### WHAT THE EXERCISE ASKS:
Scan each line of the records for the word "Jonas" and extract the ones that have it.

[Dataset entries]
=======

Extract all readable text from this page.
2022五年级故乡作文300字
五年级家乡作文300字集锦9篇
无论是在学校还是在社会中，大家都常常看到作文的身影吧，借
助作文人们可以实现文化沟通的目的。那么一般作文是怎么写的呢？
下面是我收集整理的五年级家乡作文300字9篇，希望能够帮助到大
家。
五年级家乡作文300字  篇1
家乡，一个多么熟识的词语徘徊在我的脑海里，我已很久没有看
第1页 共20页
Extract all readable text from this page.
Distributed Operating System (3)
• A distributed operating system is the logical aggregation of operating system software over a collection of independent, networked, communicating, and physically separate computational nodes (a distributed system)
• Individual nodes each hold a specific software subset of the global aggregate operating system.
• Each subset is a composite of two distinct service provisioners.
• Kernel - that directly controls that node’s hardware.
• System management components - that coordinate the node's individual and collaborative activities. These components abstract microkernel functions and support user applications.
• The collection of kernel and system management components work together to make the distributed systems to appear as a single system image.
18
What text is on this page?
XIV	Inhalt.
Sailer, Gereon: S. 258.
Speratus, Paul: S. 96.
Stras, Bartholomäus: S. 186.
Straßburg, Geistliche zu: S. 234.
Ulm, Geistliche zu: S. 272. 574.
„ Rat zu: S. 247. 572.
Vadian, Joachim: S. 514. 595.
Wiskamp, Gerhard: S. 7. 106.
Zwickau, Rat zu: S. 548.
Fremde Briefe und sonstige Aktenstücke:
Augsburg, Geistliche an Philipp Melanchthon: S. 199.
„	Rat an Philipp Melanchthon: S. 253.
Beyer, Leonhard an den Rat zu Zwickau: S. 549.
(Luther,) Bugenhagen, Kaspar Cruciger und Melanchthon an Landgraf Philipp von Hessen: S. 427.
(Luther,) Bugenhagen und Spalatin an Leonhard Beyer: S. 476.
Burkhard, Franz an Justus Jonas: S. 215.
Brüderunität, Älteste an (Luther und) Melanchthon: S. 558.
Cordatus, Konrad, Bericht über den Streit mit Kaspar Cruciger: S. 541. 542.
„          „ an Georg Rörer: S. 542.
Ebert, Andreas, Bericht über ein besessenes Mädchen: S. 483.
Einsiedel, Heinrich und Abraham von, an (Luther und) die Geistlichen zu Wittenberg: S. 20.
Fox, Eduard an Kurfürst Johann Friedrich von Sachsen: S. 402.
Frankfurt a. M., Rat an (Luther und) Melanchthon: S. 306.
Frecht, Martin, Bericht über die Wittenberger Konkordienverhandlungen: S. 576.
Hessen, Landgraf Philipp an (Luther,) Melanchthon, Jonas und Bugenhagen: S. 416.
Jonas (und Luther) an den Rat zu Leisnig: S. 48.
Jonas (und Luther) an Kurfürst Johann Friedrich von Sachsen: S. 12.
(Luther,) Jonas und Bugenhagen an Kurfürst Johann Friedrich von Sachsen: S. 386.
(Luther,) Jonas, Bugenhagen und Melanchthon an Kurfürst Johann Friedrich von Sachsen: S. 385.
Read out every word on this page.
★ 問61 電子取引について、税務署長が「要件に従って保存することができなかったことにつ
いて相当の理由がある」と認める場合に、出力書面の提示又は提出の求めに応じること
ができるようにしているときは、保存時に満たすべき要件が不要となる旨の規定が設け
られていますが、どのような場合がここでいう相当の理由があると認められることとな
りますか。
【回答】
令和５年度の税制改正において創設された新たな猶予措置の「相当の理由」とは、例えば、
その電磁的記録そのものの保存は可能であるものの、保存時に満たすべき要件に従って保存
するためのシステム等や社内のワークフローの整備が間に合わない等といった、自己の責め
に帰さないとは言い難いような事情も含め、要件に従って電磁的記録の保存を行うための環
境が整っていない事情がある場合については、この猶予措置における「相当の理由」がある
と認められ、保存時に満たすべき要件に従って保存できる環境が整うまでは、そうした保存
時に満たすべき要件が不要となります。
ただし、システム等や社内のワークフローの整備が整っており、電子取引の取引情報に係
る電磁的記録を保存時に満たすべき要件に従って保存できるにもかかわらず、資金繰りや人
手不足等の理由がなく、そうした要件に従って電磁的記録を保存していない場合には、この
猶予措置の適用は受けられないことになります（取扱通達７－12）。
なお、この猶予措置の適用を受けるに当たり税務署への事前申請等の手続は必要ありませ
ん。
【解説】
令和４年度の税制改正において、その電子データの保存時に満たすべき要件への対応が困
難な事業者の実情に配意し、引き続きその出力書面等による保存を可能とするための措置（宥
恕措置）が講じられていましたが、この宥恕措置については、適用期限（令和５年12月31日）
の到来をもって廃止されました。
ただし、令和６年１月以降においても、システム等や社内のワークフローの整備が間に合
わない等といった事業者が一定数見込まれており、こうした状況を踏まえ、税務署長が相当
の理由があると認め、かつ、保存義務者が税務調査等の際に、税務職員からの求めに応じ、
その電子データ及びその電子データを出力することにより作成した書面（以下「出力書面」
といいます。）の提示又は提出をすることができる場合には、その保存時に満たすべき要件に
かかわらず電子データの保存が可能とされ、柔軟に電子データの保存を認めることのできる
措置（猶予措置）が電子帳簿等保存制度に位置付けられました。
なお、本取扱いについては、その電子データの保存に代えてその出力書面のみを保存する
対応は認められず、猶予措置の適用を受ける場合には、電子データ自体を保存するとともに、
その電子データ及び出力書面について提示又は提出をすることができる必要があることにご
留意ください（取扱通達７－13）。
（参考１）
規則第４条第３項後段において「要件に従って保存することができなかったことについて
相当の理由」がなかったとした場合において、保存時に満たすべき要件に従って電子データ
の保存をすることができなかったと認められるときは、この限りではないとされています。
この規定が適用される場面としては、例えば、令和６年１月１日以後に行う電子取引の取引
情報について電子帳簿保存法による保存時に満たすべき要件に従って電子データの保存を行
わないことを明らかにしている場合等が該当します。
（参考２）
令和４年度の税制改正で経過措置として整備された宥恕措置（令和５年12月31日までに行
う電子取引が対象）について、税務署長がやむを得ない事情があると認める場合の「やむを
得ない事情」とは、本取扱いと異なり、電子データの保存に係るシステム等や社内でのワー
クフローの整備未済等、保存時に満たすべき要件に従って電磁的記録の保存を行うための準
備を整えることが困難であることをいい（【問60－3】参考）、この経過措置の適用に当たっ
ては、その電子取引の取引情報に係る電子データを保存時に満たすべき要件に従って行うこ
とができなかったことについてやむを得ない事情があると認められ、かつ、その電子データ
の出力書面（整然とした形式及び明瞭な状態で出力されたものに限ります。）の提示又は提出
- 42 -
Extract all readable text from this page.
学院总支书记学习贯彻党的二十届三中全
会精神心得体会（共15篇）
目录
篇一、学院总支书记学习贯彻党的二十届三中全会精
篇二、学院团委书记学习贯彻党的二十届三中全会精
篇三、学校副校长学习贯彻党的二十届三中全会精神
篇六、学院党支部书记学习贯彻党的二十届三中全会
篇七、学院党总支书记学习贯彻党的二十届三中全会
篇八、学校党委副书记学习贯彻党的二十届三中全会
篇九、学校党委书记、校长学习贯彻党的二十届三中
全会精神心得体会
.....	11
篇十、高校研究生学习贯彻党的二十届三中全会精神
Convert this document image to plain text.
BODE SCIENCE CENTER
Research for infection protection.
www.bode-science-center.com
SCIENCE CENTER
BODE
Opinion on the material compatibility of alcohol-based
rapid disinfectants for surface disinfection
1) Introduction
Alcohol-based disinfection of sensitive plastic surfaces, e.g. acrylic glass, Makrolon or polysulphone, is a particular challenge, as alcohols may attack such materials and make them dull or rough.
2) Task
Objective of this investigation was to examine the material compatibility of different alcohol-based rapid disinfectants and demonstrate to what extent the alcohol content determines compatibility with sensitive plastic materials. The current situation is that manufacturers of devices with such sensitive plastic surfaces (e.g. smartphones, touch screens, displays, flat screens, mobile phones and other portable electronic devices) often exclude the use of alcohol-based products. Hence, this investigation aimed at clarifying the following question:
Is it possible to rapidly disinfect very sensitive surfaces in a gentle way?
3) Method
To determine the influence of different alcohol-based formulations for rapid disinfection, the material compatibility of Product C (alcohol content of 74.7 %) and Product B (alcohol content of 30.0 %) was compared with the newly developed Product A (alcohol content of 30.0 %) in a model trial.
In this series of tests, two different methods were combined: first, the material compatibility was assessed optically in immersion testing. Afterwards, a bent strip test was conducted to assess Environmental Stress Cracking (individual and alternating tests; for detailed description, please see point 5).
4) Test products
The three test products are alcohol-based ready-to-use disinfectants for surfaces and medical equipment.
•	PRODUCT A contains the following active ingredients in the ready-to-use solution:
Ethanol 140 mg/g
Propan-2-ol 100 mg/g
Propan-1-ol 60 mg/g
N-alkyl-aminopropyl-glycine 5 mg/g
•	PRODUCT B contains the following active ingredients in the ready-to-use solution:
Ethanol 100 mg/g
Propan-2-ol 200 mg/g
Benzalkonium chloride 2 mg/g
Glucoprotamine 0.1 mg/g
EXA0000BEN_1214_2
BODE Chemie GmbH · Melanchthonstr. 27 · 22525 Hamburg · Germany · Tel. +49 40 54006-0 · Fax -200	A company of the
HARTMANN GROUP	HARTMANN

=======

### RESPONSE:
Burkhard, Franz an Justus Jonas: S. 215.
Hessen, Landgraf Philipp an (Luther,) Melanchthon, Jonas und Bugenhagen: S. 416.
Jonas (und Luther) an den Rat zu Leisnig: S. 48.
Jonas (und Luther) an Kurfürst Johann Friedrich von Sachsen: S. 12.
(Luther,) Jonas und Bugenhagen an Kurfürst Johann Friedrich von Sachsen: S. 386.
(Luther,) Jonas, Bugenhagen und Melanchthon an Kurfürst Johann Friedrich von Sachsen: S. 385.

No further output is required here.